(Dataset entries on figures)
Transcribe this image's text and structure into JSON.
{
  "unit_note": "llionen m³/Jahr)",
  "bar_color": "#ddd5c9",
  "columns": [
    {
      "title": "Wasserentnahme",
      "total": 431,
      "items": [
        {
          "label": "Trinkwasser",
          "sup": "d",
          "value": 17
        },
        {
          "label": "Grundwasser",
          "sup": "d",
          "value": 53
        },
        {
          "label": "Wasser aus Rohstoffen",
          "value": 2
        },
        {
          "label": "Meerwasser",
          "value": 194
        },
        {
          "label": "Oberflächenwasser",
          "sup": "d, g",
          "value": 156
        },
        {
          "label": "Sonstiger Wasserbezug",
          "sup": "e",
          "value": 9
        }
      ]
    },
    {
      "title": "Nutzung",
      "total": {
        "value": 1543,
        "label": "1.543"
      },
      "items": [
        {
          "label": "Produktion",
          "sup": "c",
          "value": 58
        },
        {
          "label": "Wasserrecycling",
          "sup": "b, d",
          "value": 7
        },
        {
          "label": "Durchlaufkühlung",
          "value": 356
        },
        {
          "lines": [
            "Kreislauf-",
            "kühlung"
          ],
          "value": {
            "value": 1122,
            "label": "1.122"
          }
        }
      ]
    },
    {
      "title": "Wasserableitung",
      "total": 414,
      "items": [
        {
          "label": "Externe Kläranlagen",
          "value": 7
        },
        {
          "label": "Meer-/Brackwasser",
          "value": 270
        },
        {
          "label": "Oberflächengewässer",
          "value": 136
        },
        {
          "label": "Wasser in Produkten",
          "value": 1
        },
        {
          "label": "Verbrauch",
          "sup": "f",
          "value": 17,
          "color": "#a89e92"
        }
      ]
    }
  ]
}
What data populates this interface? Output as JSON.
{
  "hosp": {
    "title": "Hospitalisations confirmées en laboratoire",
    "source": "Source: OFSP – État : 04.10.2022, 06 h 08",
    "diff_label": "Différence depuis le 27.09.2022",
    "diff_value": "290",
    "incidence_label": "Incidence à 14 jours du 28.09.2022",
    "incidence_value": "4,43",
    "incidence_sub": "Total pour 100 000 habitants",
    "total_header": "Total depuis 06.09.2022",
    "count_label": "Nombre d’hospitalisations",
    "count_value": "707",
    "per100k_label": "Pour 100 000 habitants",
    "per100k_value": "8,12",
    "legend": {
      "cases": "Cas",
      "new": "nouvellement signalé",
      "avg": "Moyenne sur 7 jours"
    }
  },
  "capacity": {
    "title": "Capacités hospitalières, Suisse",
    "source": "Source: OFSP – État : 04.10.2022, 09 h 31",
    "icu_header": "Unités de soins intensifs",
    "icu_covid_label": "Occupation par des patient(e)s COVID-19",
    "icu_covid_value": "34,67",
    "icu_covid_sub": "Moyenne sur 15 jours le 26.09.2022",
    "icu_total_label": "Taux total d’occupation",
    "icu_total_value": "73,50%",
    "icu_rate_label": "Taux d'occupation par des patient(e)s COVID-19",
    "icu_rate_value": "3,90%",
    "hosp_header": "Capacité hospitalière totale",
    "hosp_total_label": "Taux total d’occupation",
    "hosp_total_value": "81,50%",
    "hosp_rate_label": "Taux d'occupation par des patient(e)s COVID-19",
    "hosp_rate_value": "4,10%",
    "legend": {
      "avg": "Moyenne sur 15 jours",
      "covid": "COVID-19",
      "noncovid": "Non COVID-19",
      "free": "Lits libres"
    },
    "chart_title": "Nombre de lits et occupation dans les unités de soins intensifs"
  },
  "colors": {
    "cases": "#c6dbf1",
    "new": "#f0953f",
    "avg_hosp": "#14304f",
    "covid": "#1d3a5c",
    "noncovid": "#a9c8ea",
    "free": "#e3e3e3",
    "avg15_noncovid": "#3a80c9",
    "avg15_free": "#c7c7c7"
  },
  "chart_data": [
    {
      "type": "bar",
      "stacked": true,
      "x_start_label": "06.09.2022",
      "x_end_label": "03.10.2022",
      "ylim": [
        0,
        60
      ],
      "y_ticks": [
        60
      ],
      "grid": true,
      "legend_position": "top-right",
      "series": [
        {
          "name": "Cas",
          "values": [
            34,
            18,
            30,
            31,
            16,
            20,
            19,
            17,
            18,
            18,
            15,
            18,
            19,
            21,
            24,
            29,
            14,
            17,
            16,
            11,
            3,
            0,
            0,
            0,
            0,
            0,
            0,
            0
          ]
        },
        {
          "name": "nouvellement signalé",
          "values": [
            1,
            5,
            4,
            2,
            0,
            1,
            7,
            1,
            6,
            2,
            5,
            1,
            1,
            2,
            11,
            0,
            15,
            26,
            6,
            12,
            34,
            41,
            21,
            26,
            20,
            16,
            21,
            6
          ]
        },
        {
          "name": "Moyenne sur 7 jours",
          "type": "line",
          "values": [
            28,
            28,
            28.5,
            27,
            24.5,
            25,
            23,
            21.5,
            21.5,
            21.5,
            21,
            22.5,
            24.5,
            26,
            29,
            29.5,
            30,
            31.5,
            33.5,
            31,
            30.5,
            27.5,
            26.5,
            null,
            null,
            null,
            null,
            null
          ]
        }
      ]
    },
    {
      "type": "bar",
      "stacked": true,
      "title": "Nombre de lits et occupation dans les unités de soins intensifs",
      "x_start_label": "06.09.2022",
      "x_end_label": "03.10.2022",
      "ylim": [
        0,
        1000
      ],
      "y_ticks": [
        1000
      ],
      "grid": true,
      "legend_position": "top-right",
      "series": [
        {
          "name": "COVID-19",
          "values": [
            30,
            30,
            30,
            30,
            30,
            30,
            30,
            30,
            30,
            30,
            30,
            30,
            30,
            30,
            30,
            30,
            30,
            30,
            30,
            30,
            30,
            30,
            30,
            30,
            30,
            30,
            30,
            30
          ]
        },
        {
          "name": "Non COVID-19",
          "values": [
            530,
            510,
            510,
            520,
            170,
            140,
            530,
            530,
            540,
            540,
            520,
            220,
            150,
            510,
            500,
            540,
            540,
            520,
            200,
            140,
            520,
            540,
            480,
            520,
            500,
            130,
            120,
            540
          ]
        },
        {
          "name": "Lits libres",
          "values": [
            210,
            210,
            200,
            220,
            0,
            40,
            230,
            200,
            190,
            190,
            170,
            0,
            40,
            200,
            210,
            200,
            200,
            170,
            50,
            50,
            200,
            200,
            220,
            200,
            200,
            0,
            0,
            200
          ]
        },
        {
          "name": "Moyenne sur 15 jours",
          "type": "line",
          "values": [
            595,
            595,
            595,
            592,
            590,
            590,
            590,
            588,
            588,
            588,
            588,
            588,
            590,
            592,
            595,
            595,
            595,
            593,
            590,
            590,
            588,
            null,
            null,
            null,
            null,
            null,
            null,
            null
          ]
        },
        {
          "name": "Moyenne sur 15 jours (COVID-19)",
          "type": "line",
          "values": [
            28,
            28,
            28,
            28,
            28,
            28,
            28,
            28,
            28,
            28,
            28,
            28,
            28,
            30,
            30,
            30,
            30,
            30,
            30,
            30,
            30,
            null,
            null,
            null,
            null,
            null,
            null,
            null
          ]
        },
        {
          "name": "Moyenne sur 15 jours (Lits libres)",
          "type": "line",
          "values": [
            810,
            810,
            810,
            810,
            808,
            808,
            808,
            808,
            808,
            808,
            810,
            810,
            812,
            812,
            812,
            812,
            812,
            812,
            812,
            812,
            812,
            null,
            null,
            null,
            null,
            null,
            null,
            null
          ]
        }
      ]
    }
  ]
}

- STATED PROBLEM: Locate the word "dans" in the records above, and return each line that has it.

- PROBLEM SOLUTION:
    "chart_title": "Nombre de lits et occupation dans les unités de soins intensifs"
      "title": "Nombre de lits et occupation dans les unités de soins intensifs",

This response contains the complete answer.